Extract the text of every entry below exactly; leave images out.

>> Begin INPUT MATERIAL

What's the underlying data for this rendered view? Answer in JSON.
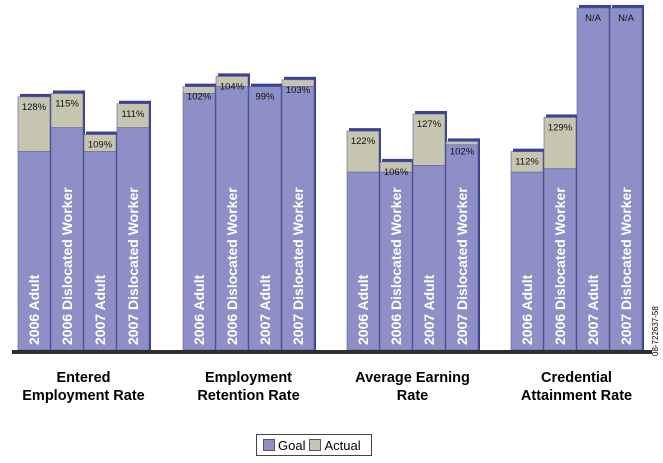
{
  "chart_data": {
    "type": "bar",
    "layout": "stacked-goal-vs-actual",
    "groups": [
      {
        "category": [
          "Entered",
          "Employment Rate"
        ],
        "bars": [
          {
            "label": "2006 Adult",
            "goal_pct": 58,
            "actual_pct": 74,
            "value_label": "128%"
          },
          {
            "label": "2006 Dislocated Worker",
            "goal_pct": 65,
            "actual_pct": 75,
            "value_label": "115%"
          },
          {
            "label": "2007 Adult",
            "goal_pct": 58,
            "actual_pct": 63,
            "value_label": "109%"
          },
          {
            "label": "2007 Dislocated Worker",
            "goal_pct": 65,
            "actual_pct": 72,
            "value_label": "111%"
          }
        ]
      },
      {
        "category": [
          "Employment",
          "Retention Rate"
        ],
        "bars": [
          {
            "label": "2006 Adult",
            "goal_pct": 75,
            "actual_pct": 77,
            "value_label": "102%"
          },
          {
            "label": "2006 Dislocated Worker",
            "goal_pct": 77,
            "actual_pct": 80,
            "value_label": "104%"
          },
          {
            "label": "2007 Adult",
            "goal_pct": 77,
            "actual_pct": 76,
            "value_label": "99%"
          },
          {
            "label": "2007 Dislocated Worker",
            "goal_pct": 77,
            "actual_pct": 79,
            "value_label": "103%"
          }
        ]
      },
      {
        "category": [
          "Average Earning",
          "Rate"
        ],
        "bars": [
          {
            "label": "2006 Adult",
            "goal_pct": 52,
            "actual_pct": 64,
            "value_label": "122%"
          },
          {
            "label": "2006 Dislocated Worker",
            "goal_pct": 52,
            "actual_pct": 55,
            "value_label": "106%"
          },
          {
            "label": "2007 Adult",
            "goal_pct": 54,
            "actual_pct": 69,
            "value_label": "127%"
          },
          {
            "label": "2007 Dislocated Worker",
            "goal_pct": 60,
            "actual_pct": 61,
            "value_label": "102%"
          }
        ]
      },
      {
        "category": [
          "Credential",
          "Attainment Rate"
        ],
        "bars": [
          {
            "label": "2006 Adult",
            "goal_pct": 52,
            "actual_pct": 58,
            "value_label": "112%"
          },
          {
            "label": "2006 Dislocated Worker",
            "goal_pct": 53,
            "actual_pct": 68,
            "value_label": "129%"
          },
          {
            "label": "2007 Adult",
            "goal_pct": 100,
            "actual_pct": null,
            "value_label": "N/A"
          },
          {
            "label": "2007 Dislocated Worker",
            "goal_pct": 100,
            "actual_pct": null,
            "value_label": "N/A"
          }
        ]
      }
    ],
    "legend": [
      "Goal",
      "Actual"
    ],
    "legend_placement": "bottom-center",
    "colors": {
      "goal": "#8d8fc6",
      "actual": "#c6c5b0",
      "border": "#3c4196"
    },
    "side_code": "08-722637-58",
    "xlabel": "",
    "ylabel": "",
    "ylim": [
      0,
      100
    ]
  }
}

>> End INPUT MATERIAL

RESULT OF THE TASK:
What's the underlying data for this rendered view? Answer in JSON.
{
  "chart_data": {
    "type": "bar",
    "layout": "stacked-goal-vs-actual",
    "groups": [
      {
        "category": [
          "Entered",
          "Employment Rate"
        ],
        "bars": [
          {
            "label": "2006 Adult",
            "goal_pct": 58,
            "actual_pct": 74,
            "value_label": "128%"
          },
          {
            "label": "2006 Dislocated Worker",
            "goal_pct": 65,
            "actual_pct": 75,
            "value_label": "115%"
          },
          {
            "label": "2007 Adult",
            "goal_pct": 58,
            "actual_pct": 63,
            "value_label": "109%"
          },
          {
            "label": "2007 Dislocated Worker",
            "goal_pct": 65,
            "actual_pct": 72,
            "value_label": "111%"
          }
        ]
      },
      {
        "category": [
          "Employment",
          "Retention Rate"
        ],
        "bars": [
          {
            "label": "2006 Adult",
            "goal_pct": 75,
            "actual_pct": 77,
            "value_label": "102%"
          },
          {
            "label": "2006 Dislocated Worker",
            "goal_pct": 77,
            "actual_pct": 80,
            "value_label": "104%"
          },
          {
            "label": "2007 Adult",
            "goal_pct": 77,
            "actual_pct": 76,
            "value_label": "99%"
          },
          {
            "label": "2007 Dislocated Worker",
            "goal_pct": 77,
            "actual_pct": 79,
            "value_label": "103%"
          }
        ]
      },
      {
        "category": [
          "Average Earning",
          "Rate"
        ],
        "bars": [
          {
            "label": "2006 Adult",
            "goal_pct": 52,
            "actual_pct": 64,
            "value_label": "122%"
          },
          {
            "label": "2006 Dislocated Worker",
            "goal_pct": 52,
            "actual_pct": 55,
            "value_label": "106%"
          },
          {
            "label": "2007 Adult",
            "goal_pct": 54,
            "actual_pct": 69,
            "value_label": "127%"
          },
          {
            "label": "2007 Dislocated Worker",
            "goal_pct": 60,
            "actual_pct": 61,
            "value_label": "102%"
          }
        ]
      },
      {
        "category": [
          "Credential",
          "Attainment Rate"
        ],
        "bars": [
          {
            "label": "2006 Adult",
            "goal_pct": 52,
            "actual_pct": 58,
            "value_label": "112%"
          },
          {
            "label": "2006 Dislocated Worker",
            "goal_pct": 53,
            "actual_pct": 68,
            "value_label": "129%"
          },
          {
            "label": "2007 Adult",
            "goal_pct": 100,
            "actual_pct": null,
            "value_label": "N/A"
          },
          {
            "label": "2007 Dislocated Worker",
            "goal_pct": 100,
            "actual_pct": null,
            "value_label": "N/A"
          }
        ]
      }
    ],
    "legend": [
      "Goal",
      "Actual"
    ],
    "legend_placement": "bottom-center",
    "colors": {
      "goal": "#8d8fc6",
      "actual": "#c6c5b0",
      "border": "#3c4196"
    },
    "side_code": "08-722637-58",
    "xlabel": "",
    "ylabel": "",
    "ylim": [
      0,
      100
    ]
  }
}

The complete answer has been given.